[Work to complete]
Reproduce every entry that follows word for word, but omit the images.

---------- Working data ----------

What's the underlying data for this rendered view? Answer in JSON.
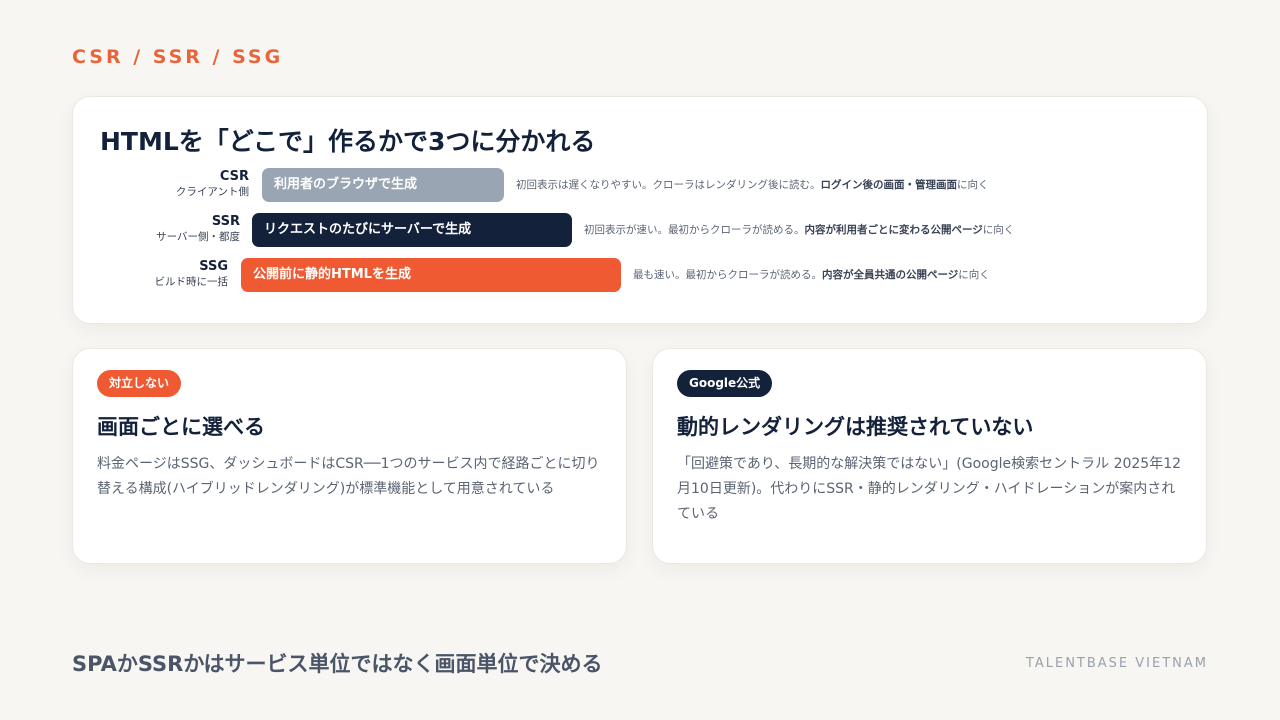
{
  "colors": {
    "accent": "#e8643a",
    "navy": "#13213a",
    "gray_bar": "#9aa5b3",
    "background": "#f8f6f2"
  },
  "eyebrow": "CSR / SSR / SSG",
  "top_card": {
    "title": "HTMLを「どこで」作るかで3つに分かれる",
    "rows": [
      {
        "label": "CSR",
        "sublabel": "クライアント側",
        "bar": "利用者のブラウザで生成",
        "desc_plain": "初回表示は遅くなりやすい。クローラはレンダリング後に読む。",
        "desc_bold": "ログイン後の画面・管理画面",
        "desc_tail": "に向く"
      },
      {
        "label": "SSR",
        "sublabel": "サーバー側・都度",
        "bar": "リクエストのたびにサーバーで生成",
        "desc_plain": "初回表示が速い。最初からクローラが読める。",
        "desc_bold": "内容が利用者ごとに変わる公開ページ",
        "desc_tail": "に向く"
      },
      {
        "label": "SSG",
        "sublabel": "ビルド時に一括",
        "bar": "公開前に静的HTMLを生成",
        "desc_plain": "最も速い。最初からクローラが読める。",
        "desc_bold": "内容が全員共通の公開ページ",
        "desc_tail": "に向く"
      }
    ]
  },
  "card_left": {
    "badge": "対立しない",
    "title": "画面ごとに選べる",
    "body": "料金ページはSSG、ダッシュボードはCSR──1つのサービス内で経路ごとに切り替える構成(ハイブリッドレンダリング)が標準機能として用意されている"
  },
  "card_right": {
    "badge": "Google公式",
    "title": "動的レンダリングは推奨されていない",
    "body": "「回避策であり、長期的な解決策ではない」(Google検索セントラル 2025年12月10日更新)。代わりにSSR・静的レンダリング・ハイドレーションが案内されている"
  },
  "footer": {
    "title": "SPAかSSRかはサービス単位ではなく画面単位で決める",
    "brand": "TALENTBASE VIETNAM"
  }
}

----------

[Finished exercise]
What's the underlying data for this rendered view? Answer in JSON.
{
  "colors": {
    "accent": "#e8643a",
    "navy": "#13213a",
    "gray_bar": "#9aa5b3",
    "background": "#f8f6f2"
  },
  "eyebrow": "CSR / SSR / SSG",
  "top_card": {
    "title": "HTMLを「どこで」作るかで3つに分かれる",
    "rows": [
      {
        "label": "CSR",
        "sublabel": "クライアント側",
        "bar": "利用者のブラウザで生成",
        "desc_plain": "初回表示は遅くなりやすい。クローラはレンダリング後に読む。",
        "desc_bold": "ログイン後の画面・管理画面",
        "desc_tail": "に向く"
      },
      {
        "label": "SSR",
        "sublabel": "サーバー側・都度",
        "bar": "リクエストのたびにサーバーで生成",
        "desc_plain": "初回表示が速い。最初からクローラが読める。",
        "desc_bold": "内容が利用者ごとに変わる公開ページ",
        "desc_tail": "に向く"
      },
      {
        "label": "SSG",
        "sublabel": "ビルド時に一括",
        "bar": "公開前に静的HTMLを生成",
        "desc_plain": "最も速い。最初からクローラが読める。",
        "desc_bold": "内容が全員共通の公開ページ",
        "desc_tail": "に向く"
      }
    ]
  },
  "card_left": {
    "badge": "対立しない",
    "title": "画面ごとに選べる",
    "body": "料金ページはSSG、ダッシュボードはCSR──1つのサービス内で経路ごとに切り替える構成(ハイブリッドレンダリング)が標準機能として用意されている"
  },
  "card_right": {
    "badge": "Google公式",
    "title": "動的レンダリングは推奨されていない",
    "body": "「回避策であり、長期的な解決策ではない」(Google検索セントラル 2025年12月10日更新)。代わりにSSR・静的レンダリング・ハイドレーションが案内されている"
  },
  "footer": {
    "title": "SPAかSSRかはサービス単位ではなく画面単位で決める",
    "brand": "TALENTBASE VIETNAM"
  }
}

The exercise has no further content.